Word for word, transcribe the lines below and drop the pictures.

━━━━━━

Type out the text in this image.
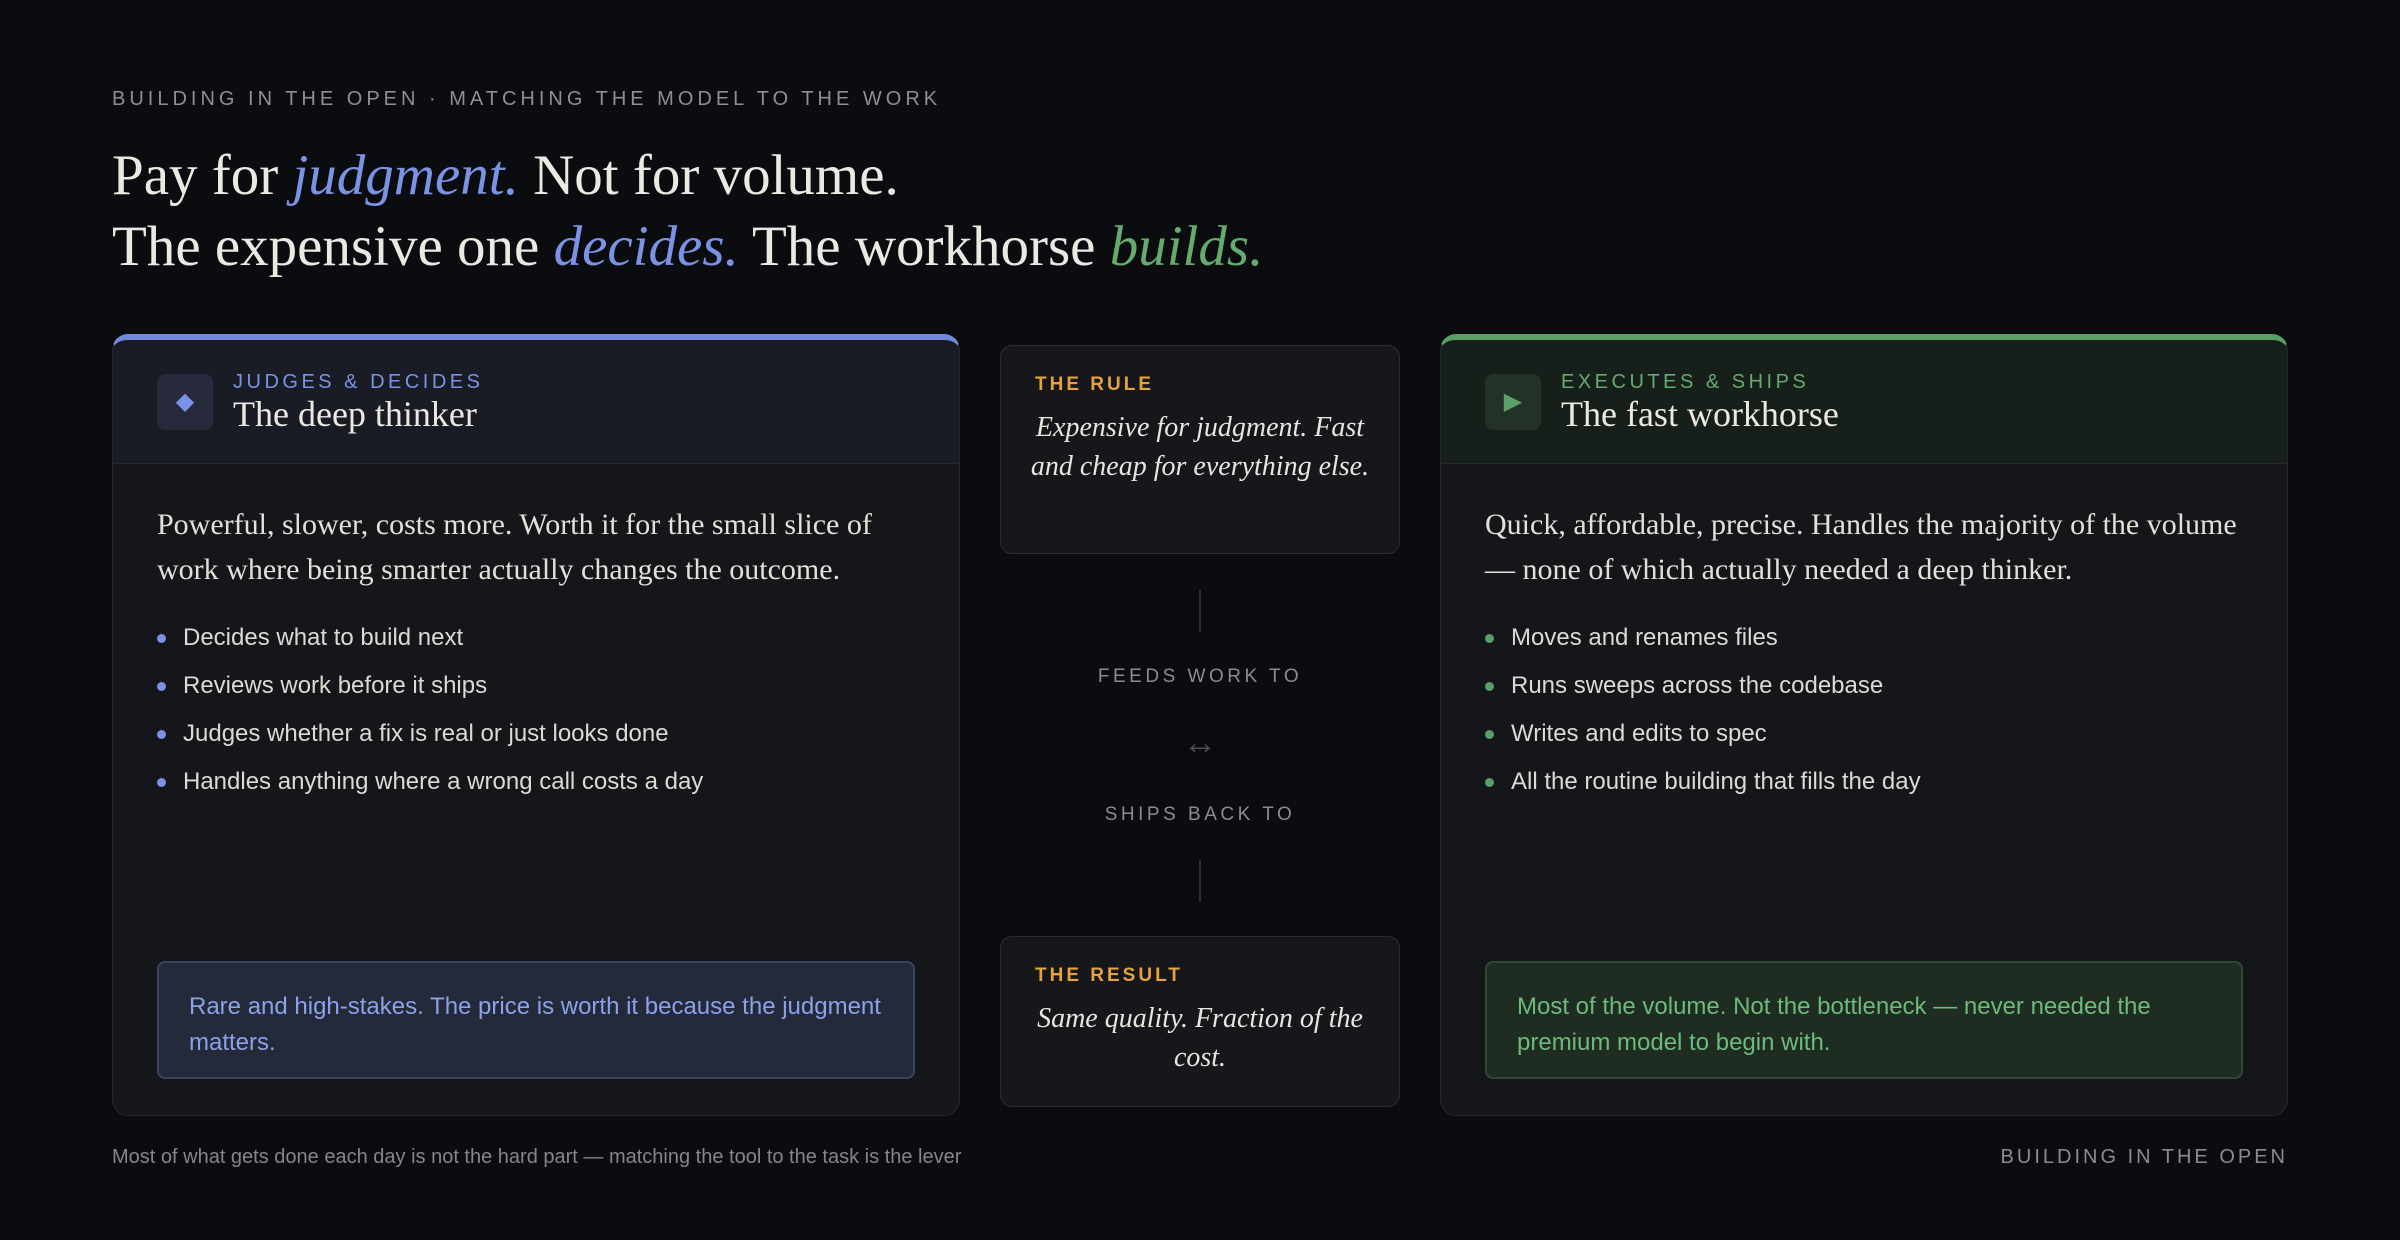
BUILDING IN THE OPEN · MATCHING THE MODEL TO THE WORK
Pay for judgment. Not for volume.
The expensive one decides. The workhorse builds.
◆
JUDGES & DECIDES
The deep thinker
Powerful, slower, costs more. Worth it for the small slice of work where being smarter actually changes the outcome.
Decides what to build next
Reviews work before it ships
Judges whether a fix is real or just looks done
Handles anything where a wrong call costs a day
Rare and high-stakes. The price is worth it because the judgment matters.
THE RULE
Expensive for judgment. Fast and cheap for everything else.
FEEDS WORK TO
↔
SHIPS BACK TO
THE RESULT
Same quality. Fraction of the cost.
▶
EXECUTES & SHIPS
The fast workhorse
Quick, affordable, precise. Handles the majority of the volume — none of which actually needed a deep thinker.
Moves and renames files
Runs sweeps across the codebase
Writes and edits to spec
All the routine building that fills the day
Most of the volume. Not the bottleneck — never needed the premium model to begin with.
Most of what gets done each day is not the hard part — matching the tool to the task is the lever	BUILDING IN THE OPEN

━━━━━━

Task response:
Type out the text in this image.
BUILDING IN THE OPEN · MATCHING THE MODEL TO THE WORK
Pay for judgment. Not for volume.
The expensive one decides. The workhorse builds.
◆
JUDGES & DECIDES
The deep thinker
Powerful, slower, costs more. Worth it for the small slice of work where being smarter actually changes the outcome.
Decides what to build next
Reviews work before it ships
Judges whether a fix is real or just looks done
Handles anything where a wrong call costs a day
Rare and high-stakes. The price is worth it because the judgment matters.
THE RULE
Expensive for judgment. Fast and cheap for everything else.
FEEDS WORK TO
↔
SHIPS BACK TO
THE RESULT
Same quality. Fraction of the cost.
▶
EXECUTES & SHIPS
The fast workhorse
Quick, affordable, precise. Handles the majority of the volume — none of which actually needed a deep thinker.
Moves and renames files
Runs sweeps across the codebase
Writes and edits to spec
All the routine building that fills the day
Most of the volume. Not the bottleneck — never needed the premium model to begin with.
Most of what gets done each day is not the hard part — matching the tool to the task is the lever	BUILDING IN THE OPEN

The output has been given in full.